> YOUR TASK
Write out all of the entries exactly as given.

Dataset records
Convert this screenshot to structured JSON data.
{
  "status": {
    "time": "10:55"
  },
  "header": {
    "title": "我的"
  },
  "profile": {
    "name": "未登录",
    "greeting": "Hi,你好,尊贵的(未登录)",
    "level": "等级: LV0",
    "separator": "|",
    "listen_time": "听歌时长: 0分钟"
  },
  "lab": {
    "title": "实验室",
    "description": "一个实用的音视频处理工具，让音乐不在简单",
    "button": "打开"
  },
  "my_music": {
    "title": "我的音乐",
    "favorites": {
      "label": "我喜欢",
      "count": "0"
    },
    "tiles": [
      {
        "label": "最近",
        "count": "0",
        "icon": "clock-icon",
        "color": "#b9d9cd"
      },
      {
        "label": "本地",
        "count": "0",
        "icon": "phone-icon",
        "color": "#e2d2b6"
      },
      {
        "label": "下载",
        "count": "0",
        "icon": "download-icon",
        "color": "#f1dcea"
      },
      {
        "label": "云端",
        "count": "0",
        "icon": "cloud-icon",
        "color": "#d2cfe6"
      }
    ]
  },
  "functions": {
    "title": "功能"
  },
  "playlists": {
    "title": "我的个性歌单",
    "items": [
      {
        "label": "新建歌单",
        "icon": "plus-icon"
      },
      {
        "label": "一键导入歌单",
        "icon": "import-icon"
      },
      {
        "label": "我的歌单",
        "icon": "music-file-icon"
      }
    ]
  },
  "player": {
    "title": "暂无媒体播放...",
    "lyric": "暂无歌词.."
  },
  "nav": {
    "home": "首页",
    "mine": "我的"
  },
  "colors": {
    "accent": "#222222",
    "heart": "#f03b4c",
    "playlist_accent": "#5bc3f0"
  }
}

> RESPONSE FOR THIS EXERCISE
Convert this screenshot to structured JSON data.
{
  "status": {
    "time": "10:55"
  },
  "header": {
    "title": "我的"
  },
  "profile": {
    "name": "未登录",
    "greeting": "Hi,你好,尊贵的(未登录)",
    "level": "等级: LV0",
    "separator": "|",
    "listen_time": "听歌时长: 0分钟"
  },
  "lab": {
    "title": "实验室",
    "description": "一个实用的音视频处理工具，让音乐不在简单",
    "button": "打开"
  },
  "my_music": {
    "title": "我的音乐",
    "favorites": {
      "label": "我喜欢",
      "count": "0"
    },
    "tiles": [
      {
        "label": "最近",
        "count": "0",
        "icon": "clock-icon",
        "color": "#b9d9cd"
      },
      {
        "label": "本地",
        "count": "0",
        "icon": "phone-icon",
        "color": "#e2d2b6"
      },
      {
        "label": "下载",
        "count": "0",
        "icon": "download-icon",
        "color": "#f1dcea"
      },
      {
        "label": "云端",
        "count": "0",
        "icon": "cloud-icon",
        "color": "#d2cfe6"
      }
    ]
  },
  "functions": {
    "title": "功能"
  },
  "playlists": {
    "title": "我的个性歌单",
    "items": [
      {
        "label": "新建歌单",
        "icon": "plus-icon"
      },
      {
        "label": "一键导入歌单",
        "icon": "import-icon"
      },
      {
        "label": "我的歌单",
        "icon": "music-file-icon"
      }
    ]
  },
  "player": {
    "title": "暂无媒体播放...",
    "lyric": "暂无歌词.."
  },
  "nav": {
    "home": "首页",
    "mine": "我的"
  },
  "colors": {
    "accent": "#222222",
    "heart": "#f03b4c",
    "playlist_accent": "#5bc3f0"
  }
}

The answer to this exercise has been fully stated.